## WRITTEN INSTRUCTION
Say how many lines hold the string "this"; please write nothing but the number.

## DATASET ENTRIES
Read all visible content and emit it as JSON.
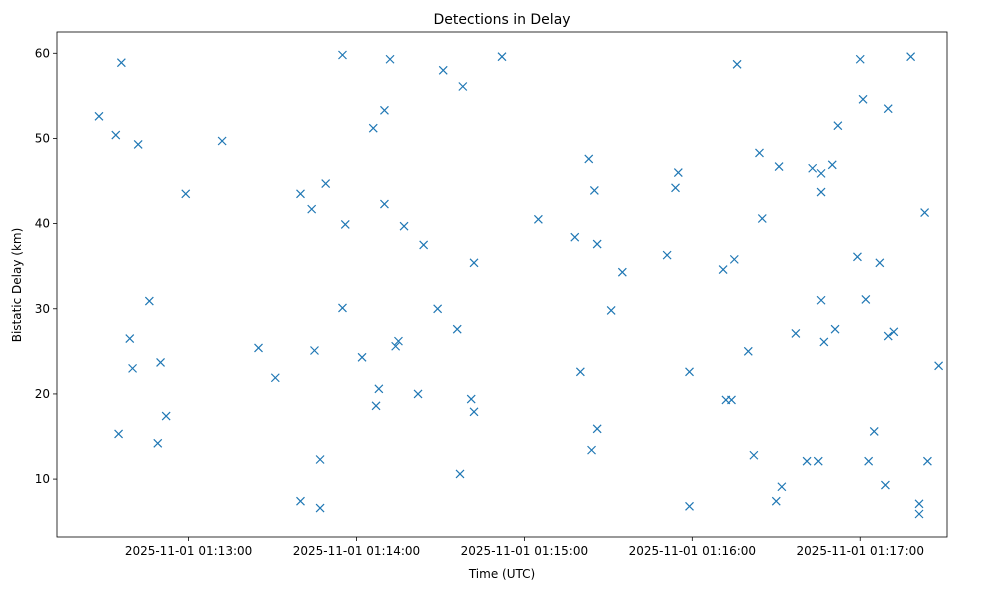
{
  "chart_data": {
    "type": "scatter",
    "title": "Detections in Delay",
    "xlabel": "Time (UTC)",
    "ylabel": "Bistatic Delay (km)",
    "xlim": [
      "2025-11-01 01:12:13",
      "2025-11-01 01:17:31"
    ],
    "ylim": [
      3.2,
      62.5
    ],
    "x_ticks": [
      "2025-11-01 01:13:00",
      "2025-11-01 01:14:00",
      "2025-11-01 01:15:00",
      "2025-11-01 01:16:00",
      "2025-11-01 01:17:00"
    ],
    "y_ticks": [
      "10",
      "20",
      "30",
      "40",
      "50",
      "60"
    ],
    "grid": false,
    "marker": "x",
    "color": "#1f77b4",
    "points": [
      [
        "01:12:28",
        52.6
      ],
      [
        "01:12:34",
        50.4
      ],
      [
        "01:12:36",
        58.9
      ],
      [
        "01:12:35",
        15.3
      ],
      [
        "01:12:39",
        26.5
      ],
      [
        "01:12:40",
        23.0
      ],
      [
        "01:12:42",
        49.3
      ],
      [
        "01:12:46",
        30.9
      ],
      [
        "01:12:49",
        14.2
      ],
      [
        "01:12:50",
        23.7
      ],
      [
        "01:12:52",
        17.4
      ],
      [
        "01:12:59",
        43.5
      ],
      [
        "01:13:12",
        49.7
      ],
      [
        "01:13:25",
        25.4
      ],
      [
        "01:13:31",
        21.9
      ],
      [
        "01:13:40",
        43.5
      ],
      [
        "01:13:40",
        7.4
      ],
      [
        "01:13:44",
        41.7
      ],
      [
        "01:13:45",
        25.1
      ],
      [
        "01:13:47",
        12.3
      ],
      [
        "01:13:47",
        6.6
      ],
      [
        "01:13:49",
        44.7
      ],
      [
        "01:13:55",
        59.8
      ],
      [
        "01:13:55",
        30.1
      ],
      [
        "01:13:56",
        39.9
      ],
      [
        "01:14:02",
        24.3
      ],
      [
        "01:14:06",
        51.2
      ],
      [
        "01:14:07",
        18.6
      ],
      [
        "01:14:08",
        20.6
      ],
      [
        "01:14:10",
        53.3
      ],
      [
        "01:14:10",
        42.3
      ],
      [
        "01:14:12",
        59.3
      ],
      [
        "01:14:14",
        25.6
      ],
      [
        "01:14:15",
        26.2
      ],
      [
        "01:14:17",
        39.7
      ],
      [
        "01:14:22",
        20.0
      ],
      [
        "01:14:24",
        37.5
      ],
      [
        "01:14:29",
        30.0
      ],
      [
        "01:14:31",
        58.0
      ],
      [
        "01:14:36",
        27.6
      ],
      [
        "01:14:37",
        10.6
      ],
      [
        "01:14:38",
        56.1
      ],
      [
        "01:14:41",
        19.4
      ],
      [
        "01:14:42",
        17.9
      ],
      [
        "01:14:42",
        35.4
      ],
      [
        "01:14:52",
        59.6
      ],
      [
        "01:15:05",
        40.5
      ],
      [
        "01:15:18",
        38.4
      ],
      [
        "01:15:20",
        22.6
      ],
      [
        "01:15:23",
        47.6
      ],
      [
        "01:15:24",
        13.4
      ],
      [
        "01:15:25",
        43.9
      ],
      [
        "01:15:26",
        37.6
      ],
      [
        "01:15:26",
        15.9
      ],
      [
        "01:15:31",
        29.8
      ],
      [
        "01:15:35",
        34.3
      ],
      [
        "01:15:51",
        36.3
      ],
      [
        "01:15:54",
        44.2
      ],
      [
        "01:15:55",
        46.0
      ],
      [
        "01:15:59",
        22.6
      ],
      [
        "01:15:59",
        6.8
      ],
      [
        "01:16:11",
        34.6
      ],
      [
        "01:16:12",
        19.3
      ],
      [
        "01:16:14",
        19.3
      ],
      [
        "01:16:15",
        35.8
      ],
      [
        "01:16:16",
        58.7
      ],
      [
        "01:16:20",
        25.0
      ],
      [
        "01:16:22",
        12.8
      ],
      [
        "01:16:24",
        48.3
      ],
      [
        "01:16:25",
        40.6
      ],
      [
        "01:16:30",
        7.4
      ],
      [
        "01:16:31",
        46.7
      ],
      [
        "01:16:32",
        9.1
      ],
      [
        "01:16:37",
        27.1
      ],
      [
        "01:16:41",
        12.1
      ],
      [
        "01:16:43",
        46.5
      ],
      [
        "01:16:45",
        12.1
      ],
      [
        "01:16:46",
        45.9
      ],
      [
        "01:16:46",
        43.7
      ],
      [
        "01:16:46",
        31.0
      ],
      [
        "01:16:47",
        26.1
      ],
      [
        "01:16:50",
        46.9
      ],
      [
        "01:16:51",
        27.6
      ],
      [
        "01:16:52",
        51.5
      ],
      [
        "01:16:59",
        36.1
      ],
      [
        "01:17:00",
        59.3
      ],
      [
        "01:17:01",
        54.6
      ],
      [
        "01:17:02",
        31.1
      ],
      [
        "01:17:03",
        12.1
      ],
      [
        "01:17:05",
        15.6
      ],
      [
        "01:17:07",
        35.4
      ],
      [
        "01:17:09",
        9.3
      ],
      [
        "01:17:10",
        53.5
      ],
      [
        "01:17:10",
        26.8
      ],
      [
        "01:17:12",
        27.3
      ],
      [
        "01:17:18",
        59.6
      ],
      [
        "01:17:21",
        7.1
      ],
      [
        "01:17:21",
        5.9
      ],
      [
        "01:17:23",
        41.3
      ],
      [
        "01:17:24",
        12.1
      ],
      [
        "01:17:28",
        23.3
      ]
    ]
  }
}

--

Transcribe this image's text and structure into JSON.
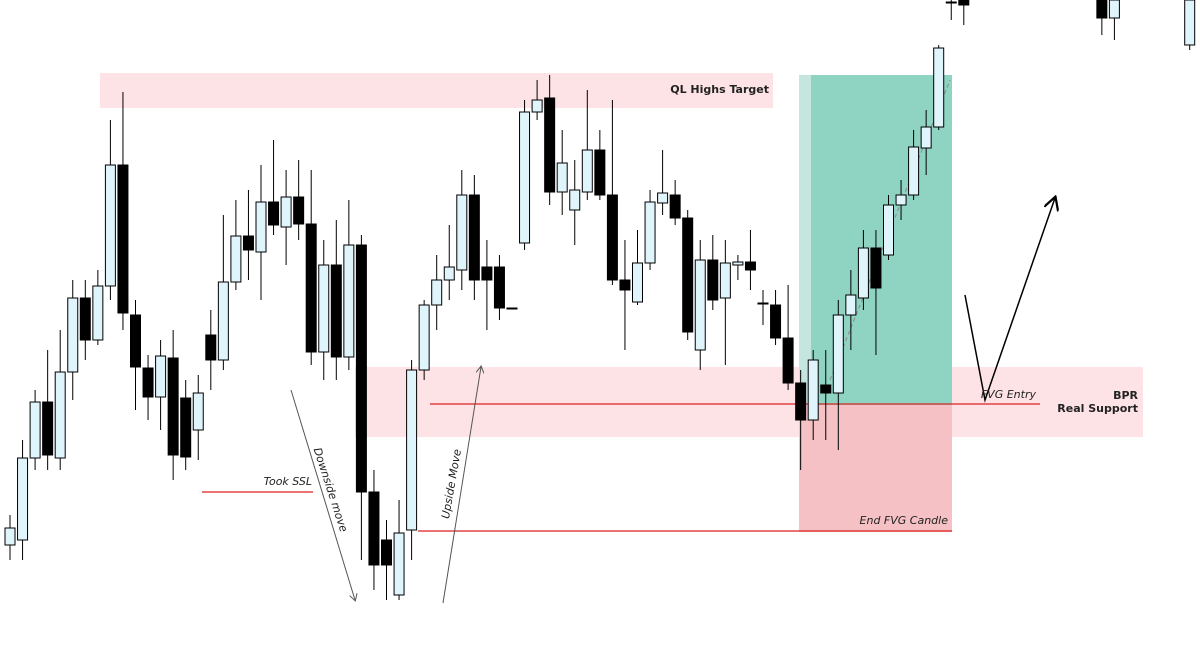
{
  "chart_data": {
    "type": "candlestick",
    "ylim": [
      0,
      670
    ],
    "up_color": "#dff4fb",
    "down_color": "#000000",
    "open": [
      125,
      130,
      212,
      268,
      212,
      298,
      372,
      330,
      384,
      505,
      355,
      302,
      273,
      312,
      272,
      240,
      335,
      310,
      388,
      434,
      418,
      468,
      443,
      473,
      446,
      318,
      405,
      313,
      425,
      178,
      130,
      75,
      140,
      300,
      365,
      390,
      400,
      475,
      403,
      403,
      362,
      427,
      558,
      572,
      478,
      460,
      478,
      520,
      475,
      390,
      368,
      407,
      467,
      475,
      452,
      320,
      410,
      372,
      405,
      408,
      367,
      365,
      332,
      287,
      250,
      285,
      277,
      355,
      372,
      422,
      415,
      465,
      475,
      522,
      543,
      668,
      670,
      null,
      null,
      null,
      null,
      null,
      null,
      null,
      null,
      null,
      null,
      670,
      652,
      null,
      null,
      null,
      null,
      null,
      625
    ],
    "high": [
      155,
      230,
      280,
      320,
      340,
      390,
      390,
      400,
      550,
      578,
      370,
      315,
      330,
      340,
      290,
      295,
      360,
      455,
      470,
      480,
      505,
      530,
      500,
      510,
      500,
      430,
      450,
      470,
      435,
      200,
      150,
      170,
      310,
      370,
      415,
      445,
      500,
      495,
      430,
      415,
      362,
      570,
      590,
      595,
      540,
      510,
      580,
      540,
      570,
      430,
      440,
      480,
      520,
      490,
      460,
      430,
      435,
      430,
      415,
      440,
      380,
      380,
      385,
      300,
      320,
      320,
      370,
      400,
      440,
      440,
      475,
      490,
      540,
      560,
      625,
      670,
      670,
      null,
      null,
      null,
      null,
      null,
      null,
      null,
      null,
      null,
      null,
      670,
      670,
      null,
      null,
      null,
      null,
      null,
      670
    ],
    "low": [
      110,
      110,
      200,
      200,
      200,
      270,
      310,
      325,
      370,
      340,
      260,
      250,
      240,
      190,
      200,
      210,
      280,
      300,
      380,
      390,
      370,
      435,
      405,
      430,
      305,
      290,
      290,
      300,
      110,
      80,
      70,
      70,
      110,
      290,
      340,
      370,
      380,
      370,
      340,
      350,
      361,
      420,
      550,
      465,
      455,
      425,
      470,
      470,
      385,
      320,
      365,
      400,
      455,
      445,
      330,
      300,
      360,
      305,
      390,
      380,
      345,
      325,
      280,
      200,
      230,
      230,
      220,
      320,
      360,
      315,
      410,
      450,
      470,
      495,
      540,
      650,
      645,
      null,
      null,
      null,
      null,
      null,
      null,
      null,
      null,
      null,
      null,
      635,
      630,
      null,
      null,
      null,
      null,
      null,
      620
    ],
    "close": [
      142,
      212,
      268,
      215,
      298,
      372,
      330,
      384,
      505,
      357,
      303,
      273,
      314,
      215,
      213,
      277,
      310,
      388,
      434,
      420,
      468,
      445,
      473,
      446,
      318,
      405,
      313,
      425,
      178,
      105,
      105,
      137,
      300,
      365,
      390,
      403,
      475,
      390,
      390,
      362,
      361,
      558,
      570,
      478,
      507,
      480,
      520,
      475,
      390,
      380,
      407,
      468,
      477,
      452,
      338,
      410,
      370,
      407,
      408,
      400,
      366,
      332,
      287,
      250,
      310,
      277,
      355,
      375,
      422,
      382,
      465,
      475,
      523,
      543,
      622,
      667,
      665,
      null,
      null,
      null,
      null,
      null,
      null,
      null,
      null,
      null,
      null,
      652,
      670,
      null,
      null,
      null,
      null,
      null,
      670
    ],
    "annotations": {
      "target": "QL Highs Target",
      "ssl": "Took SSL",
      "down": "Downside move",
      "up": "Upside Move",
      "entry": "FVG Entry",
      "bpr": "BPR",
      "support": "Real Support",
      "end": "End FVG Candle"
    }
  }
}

---

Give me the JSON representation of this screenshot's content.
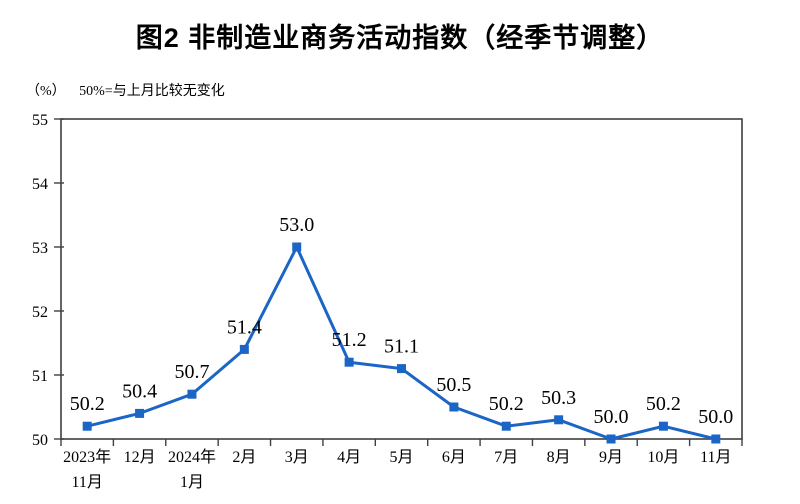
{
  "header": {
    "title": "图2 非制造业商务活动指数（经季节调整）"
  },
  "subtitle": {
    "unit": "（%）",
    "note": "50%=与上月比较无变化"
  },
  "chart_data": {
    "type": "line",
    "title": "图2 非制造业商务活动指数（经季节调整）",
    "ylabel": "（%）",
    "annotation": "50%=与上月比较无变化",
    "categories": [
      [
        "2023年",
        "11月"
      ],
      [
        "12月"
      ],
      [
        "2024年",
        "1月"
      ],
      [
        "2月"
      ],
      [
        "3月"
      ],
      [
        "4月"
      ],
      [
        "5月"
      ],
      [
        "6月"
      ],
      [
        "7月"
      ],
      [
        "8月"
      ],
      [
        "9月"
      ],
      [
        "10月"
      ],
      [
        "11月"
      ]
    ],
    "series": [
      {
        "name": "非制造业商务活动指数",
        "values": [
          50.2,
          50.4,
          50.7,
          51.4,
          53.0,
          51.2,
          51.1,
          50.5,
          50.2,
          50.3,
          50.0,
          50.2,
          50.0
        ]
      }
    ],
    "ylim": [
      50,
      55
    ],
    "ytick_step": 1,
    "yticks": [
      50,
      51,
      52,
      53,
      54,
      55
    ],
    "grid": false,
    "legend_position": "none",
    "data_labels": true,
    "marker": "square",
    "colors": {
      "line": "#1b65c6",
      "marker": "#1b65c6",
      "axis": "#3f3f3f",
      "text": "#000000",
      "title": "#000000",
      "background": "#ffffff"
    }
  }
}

## TASK SOLUTION
2